> [Work to complete]: Within the records that follow, find every line containing the string "this". Copy those lines.

> [Data section]:
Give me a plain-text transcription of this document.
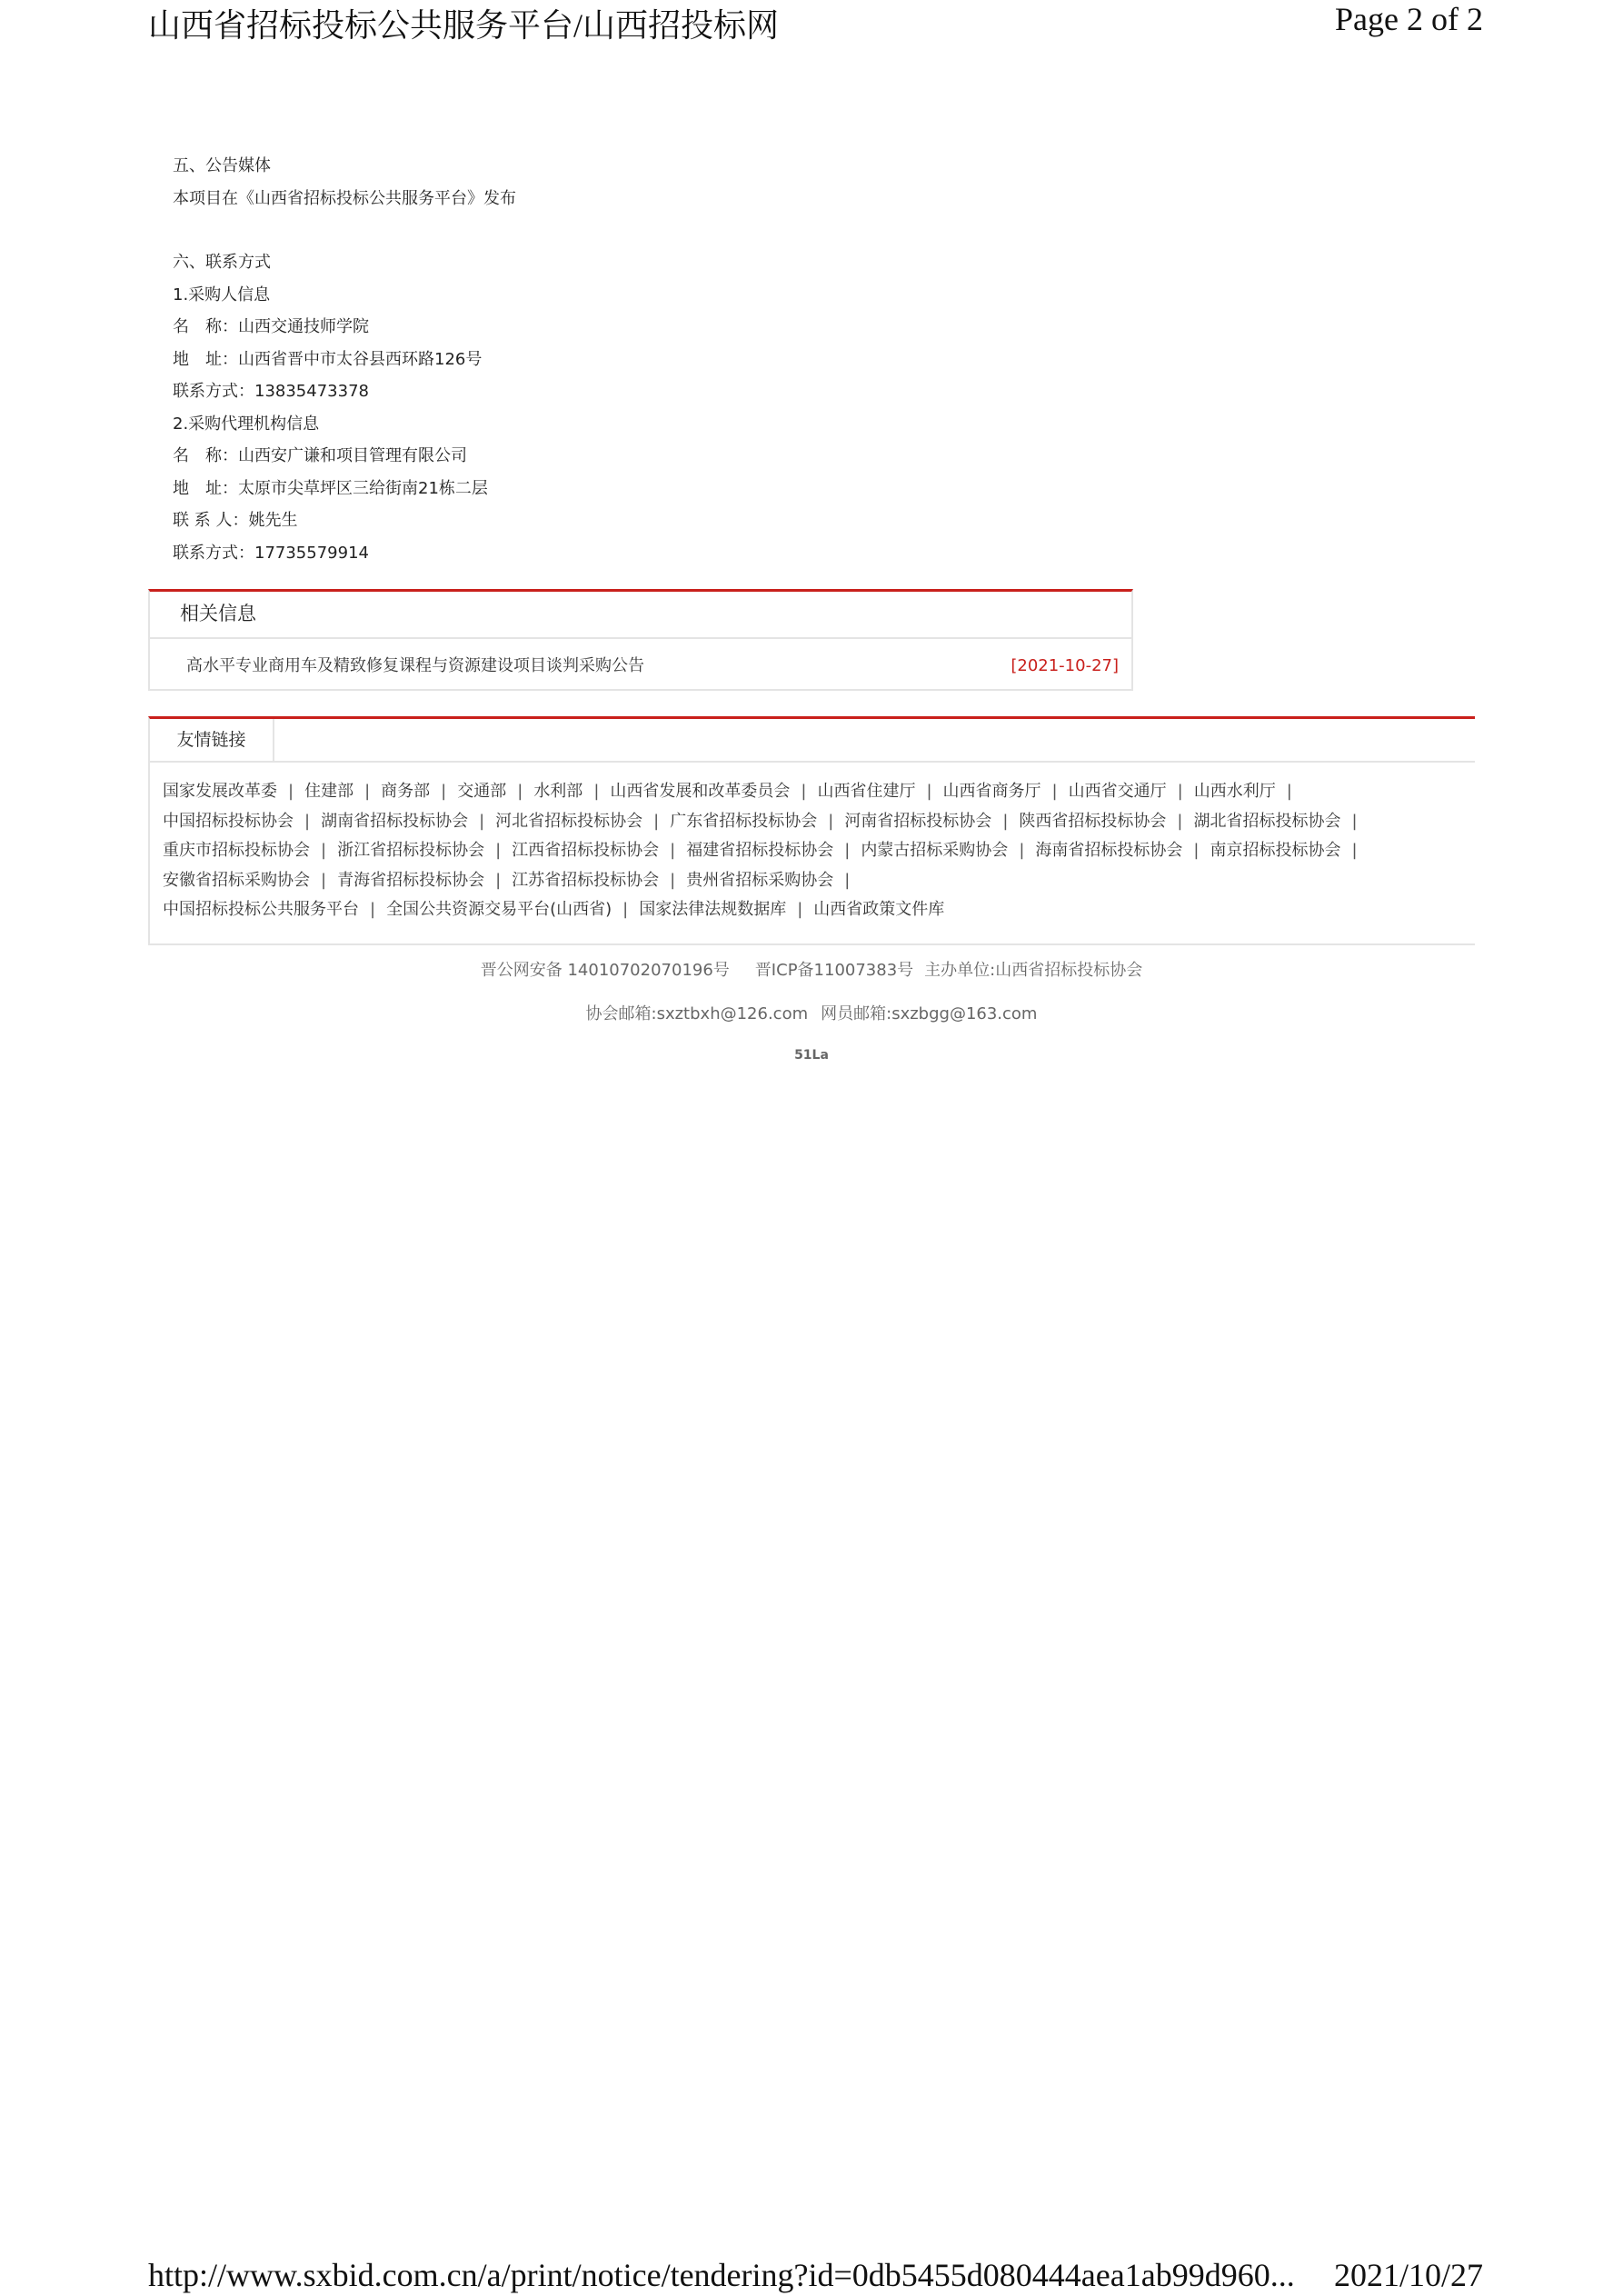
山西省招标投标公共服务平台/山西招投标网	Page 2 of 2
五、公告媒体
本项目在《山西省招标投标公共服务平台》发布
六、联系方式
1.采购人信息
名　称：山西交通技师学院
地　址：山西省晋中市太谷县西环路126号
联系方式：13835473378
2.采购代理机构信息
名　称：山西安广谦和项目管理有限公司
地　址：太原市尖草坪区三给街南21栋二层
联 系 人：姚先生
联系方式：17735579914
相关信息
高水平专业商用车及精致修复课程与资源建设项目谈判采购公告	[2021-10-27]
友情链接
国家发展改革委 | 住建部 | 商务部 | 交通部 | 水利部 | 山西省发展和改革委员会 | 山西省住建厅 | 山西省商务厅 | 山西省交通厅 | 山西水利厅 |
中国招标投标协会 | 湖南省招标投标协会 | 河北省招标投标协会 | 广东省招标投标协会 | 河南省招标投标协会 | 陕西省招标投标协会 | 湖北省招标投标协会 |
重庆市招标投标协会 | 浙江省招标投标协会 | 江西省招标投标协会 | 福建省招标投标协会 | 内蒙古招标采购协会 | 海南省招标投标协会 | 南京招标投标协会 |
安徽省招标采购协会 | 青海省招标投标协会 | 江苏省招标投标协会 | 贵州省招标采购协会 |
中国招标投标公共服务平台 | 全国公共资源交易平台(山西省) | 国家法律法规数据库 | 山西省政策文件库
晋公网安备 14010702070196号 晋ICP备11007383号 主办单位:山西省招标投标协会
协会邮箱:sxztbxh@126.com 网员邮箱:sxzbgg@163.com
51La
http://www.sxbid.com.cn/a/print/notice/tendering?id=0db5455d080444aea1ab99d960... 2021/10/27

==

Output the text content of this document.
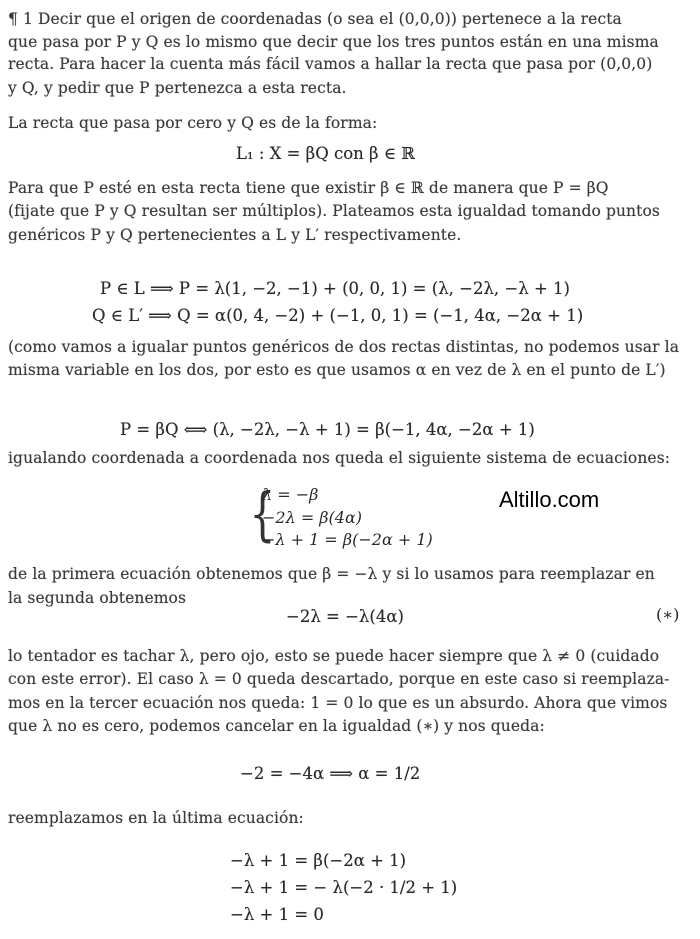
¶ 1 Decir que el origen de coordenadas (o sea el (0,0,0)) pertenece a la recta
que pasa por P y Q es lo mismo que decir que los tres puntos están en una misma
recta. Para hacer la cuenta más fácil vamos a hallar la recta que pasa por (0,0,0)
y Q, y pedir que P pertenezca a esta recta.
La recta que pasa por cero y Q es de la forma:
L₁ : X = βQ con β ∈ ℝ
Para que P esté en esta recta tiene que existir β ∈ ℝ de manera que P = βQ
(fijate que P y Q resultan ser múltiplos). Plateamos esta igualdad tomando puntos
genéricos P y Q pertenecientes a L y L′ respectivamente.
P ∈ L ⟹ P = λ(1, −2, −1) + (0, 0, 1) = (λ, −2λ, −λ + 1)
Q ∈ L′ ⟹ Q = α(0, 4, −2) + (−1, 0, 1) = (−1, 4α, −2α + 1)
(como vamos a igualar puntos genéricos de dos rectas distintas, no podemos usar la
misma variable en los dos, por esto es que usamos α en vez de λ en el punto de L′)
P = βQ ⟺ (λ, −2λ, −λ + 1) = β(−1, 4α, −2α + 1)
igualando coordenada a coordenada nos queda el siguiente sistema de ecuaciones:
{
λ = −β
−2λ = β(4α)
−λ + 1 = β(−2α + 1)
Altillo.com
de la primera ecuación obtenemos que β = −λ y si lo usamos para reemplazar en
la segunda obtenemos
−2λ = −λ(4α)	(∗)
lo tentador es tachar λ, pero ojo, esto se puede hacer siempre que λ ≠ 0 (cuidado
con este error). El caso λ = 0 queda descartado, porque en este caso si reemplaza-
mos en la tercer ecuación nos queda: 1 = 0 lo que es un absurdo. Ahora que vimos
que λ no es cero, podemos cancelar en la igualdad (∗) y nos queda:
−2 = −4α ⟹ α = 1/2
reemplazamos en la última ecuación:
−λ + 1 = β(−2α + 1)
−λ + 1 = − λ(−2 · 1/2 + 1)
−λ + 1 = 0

> [The result]:
Give me a plain-text transcription of this document.
Output the text content of this document.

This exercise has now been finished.